All the records that follow need to be reproduced exactly. Omit the images.
▶
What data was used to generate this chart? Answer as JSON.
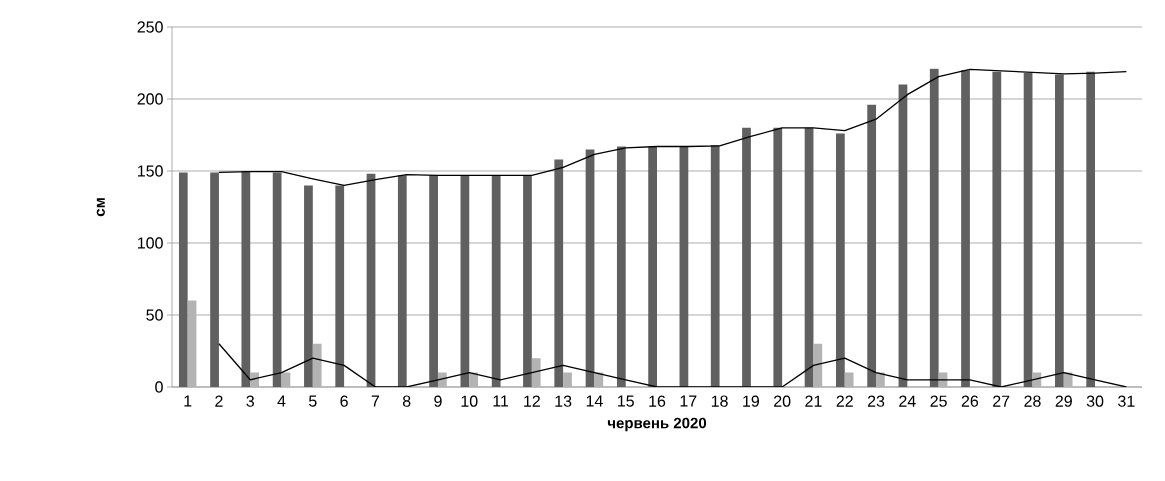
{
  "chart_data": {
    "type": "bar",
    "xlabel": "червень 2020",
    "ylabel": "см",
    "categories": [
      "1",
      "2",
      "3",
      "4",
      "5",
      "6",
      "7",
      "8",
      "9",
      "10",
      "11",
      "12",
      "13",
      "14",
      "15",
      "16",
      "17",
      "18",
      "19",
      "20",
      "21",
      "22",
      "23",
      "24",
      "25",
      "26",
      "27",
      "28",
      "29",
      "30",
      "31"
    ],
    "series": [
      {
        "color": "#606060",
        "values": [
          149,
          149,
          150,
          149,
          140,
          140,
          148,
          147,
          147,
          147,
          147,
          147,
          158,
          165,
          167,
          167,
          167,
          168,
          180,
          180,
          180,
          176,
          196,
          210,
          221,
          220,
          219,
          218,
          217,
          219,
          null
        ]
      },
      {
        "color": "#b3b3b3",
        "values": [
          60,
          0,
          10,
          10,
          30,
          0,
          0,
          0,
          10,
          10,
          0,
          20,
          10,
          10,
          0,
          0,
          0,
          0,
          0,
          0,
          30,
          10,
          10,
          0,
          10,
          0,
          0,
          10,
          10,
          0,
          null
        ]
      },
      {
        "type": "line",
        "color": "#000000",
        "values": [
          null,
          149,
          149.5,
          149.5,
          144.5,
          140,
          144,
          147.5,
          147,
          147,
          147,
          147,
          152.5,
          161.5,
          166,
          167,
          167,
          167.5,
          174,
          180,
          180,
          178,
          186,
          203,
          215.5,
          220.5,
          219.5,
          218.5,
          217.5,
          218,
          219
        ]
      },
      {
        "type": "line",
        "color": "#000000",
        "values": [
          null,
          30,
          5,
          10,
          20,
          15,
          0,
          0,
          5,
          10,
          5,
          10,
          15,
          10,
          5,
          0,
          0,
          0,
          0,
          0,
          15,
          20,
          10,
          5,
          5,
          5,
          0,
          5,
          10,
          5,
          0
        ]
      }
    ],
    "ylim": [
      0,
      250
    ],
    "yticks": [
      0,
      50,
      100,
      150,
      200,
      250
    ],
    "grid": "y"
  }
}
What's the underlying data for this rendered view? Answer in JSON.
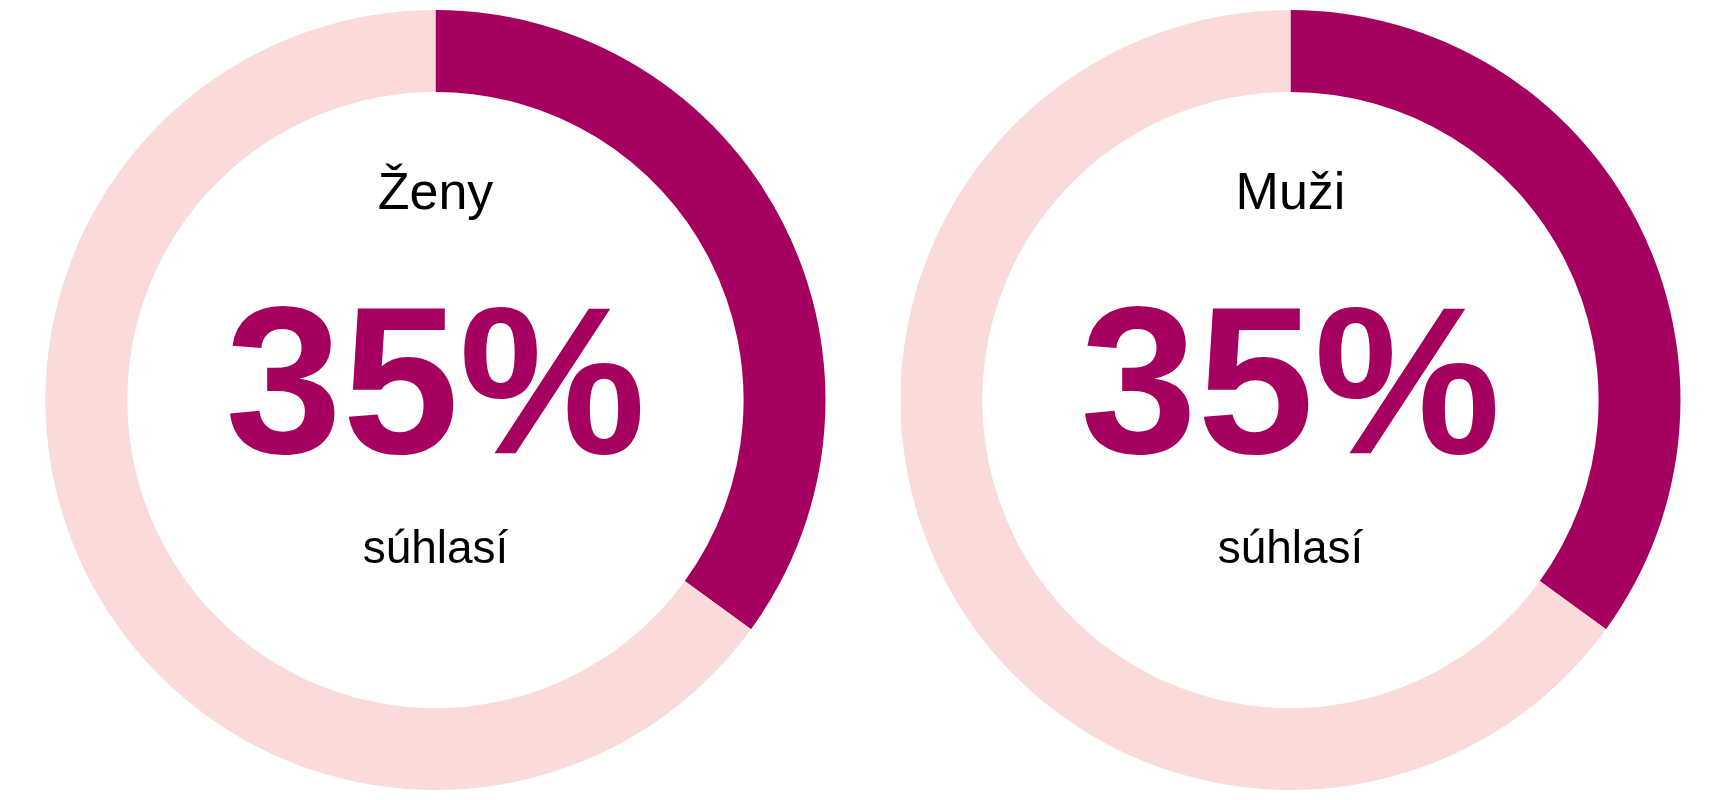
◀
**Solution for this problem**
What data was used to generate this chart? Answer as JSON.
{
  "chart_data": {
    "type": "bar",
    "xlabel": "червень 2020",
    "ylabel": "см",
    "categories": [
      "1",
      "2",
      "3",
      "4",
      "5",
      "6",
      "7",
      "8",
      "9",
      "10",
      "11",
      "12",
      "13",
      "14",
      "15",
      "16",
      "17",
      "18",
      "19",
      "20",
      "21",
      "22",
      "23",
      "24",
      "25",
      "26",
      "27",
      "28",
      "29",
      "30",
      "31"
    ],
    "series": [
      {
        "color": "#606060",
        "values": [
          149,
          149,
          150,
          149,
          140,
          140,
          148,
          147,
          147,
          147,
          147,
          147,
          158,
          165,
          167,
          167,
          167,
          168,
          180,
          180,
          180,
          176,
          196,
          210,
          221,
          220,
          219,
          218,
          217,
          219,
          null
        ]
      },
      {
        "color": "#b3b3b3",
        "values": [
          60,
          0,
          10,
          10,
          30,
          0,
          0,
          0,
          10,
          10,
          0,
          20,
          10,
          10,
          0,
          0,
          0,
          0,
          0,
          0,
          30,
          10,
          10,
          0,
          10,
          0,
          0,
          10,
          10,
          0,
          null
        ]
      },
      {
        "type": "line",
        "color": "#000000",
        "values": [
          null,
          149,
          149.5,
          149.5,
          144.5,
          140,
          144,
          147.5,
          147,
          147,
          147,
          147,
          152.5,
          161.5,
          166,
          167,
          167,
          167.5,
          174,
          180,
          180,
          178,
          186,
          203,
          215.5,
          220.5,
          219.5,
          218.5,
          217.5,
          218,
          219
        ]
      },
      {
        "type": "line",
        "color": "#000000",
        "values": [
          null,
          30,
          5,
          10,
          20,
          15,
          0,
          0,
          5,
          10,
          5,
          10,
          15,
          10,
          5,
          0,
          0,
          0,
          0,
          0,
          15,
          20,
          10,
          5,
          5,
          5,
          0,
          5,
          10,
          5,
          0
        ]
      }
    ],
    "ylim": [
      0,
      250
    ],
    "yticks": [
      0,
      50,
      100,
      150,
      200,
      250
    ],
    "grid": "y"
  }
}
What's the underlying data for this rendered view? Answer in JSON.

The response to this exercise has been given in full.